→ **Task requirements**: The entire listing is to be repeated verbatim.

→ **Data records**:
▼
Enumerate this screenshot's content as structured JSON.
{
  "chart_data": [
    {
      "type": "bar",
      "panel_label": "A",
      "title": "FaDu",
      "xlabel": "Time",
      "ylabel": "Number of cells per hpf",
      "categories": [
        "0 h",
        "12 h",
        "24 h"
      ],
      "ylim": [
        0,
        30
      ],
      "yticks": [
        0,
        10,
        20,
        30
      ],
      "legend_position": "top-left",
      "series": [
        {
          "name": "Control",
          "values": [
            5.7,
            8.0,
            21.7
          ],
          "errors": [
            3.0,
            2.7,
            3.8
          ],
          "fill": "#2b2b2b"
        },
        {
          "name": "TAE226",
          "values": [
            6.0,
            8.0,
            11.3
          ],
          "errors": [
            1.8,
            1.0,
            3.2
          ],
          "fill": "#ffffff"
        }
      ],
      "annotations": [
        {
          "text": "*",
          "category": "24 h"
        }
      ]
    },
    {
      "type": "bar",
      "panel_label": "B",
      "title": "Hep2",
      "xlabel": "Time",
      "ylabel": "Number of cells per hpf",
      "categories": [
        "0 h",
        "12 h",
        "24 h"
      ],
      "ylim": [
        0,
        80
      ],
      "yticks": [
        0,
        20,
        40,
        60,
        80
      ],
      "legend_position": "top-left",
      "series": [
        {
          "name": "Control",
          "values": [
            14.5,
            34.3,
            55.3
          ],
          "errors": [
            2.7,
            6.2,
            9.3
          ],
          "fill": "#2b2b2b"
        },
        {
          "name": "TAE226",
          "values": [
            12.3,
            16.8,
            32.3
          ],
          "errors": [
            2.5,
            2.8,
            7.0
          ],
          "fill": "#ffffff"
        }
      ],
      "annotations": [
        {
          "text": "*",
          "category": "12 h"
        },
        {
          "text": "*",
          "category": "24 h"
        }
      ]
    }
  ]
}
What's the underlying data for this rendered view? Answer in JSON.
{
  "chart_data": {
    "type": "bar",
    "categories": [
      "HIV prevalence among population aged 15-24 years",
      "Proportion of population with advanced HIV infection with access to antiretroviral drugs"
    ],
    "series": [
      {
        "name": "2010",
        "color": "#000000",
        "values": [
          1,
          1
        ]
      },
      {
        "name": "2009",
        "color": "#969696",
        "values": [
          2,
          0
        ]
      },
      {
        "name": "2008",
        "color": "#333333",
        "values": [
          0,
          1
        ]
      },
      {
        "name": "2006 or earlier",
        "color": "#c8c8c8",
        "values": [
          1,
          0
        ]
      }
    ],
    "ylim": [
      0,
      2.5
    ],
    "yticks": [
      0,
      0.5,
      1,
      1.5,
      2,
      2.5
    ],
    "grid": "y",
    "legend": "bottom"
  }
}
▲
→ **Answer space**:
Enumerate this screenshot's content as structured JSON.
{
  "chart_data": [
    {
      "type": "bar",
      "panel_label": "A",
      "title": "FaDu",
      "xlabel": "Time",
      "ylabel": "Number of cells per hpf",
      "categories": [
        "0 h",
        "12 h",
        "24 h"
      ],
      "ylim": [
        0,
        30
      ],
      "yticks": [
        0,
        10,
        20,
        30
      ],
      "legend_position": "top-left",
      "series": [
        {
          "name": "Control",
          "values": [
            5.7,
            8.0,
            21.7
          ],
          "errors": [
            3.0,
            2.7,
            3.8
          ],
          "fill": "#2b2b2b"
        },
        {
          "name": "TAE226",
          "values": [
            6.0,
            8.0,
            11.3
          ],
          "errors": [
            1.8,
            1.0,
            3.2
          ],
          "fill": "#ffffff"
        }
      ],
      "annotations": [
        {
          "text": "*",
          "category": "24 h"
        }
      ]
    },
    {
      "type": "bar",
      "panel_label": "B",
      "title": "Hep2",
      "xlabel": "Time",
      "ylabel": "Number of cells per hpf",
      "categories": [
        "0 h",
        "12 h",
        "24 h"
      ],
      "ylim": [
        0,
        80
      ],
      "yticks": [
        0,
        20,
        40,
        60,
        80
      ],
      "legend_position": "top-left",
      "series": [
        {
          "name": "Control",
          "values": [
            14.5,
            34.3,
            55.3
          ],
          "errors": [
            2.7,
            6.2,
            9.3
          ],
          "fill": "#2b2b2b"
        },
        {
          "name": "TAE226",
          "values": [
            12.3,
            16.8,
            32.3
          ],
          "errors": [
            2.5,
            2.8,
            7.0
          ],
          "fill": "#ffffff"
        }
      ],
      "annotations": [
        {
          "text": "*",
          "category": "12 h"
        },
        {
          "text": "*",
          "category": "24 h"
        }
      ]
    }
  ]
}
What's the underlying data for this rendered view? Answer in JSON.
{
  "chart_data": {
    "type": "bar",
    "categories": [
      "HIV prevalence among population aged 15-24 years",
      "Proportion of population with advanced HIV infection with access to antiretroviral drugs"
    ],
    "series": [
      {
        "name": "2010",
        "color": "#000000",
        "values": [
          1,
          1
        ]
      },
      {
        "name": "2009",
        "color": "#969696",
        "values": [
          2,
          0
        ]
      },
      {
        "name": "2008",
        "color": "#333333",
        "values": [
          0,
          1
        ]
      },
      {
        "name": "2006 or earlier",
        "color": "#c8c8c8",
        "values": [
          1,
          0
        ]
      }
    ],
    "ylim": [
      0,
      2.5
    ],
    "yticks": [
      0,
      0.5,
      1,
      1.5,
      2,
      2.5
    ],
    "grid": "y",
    "legend": "bottom"
  }
}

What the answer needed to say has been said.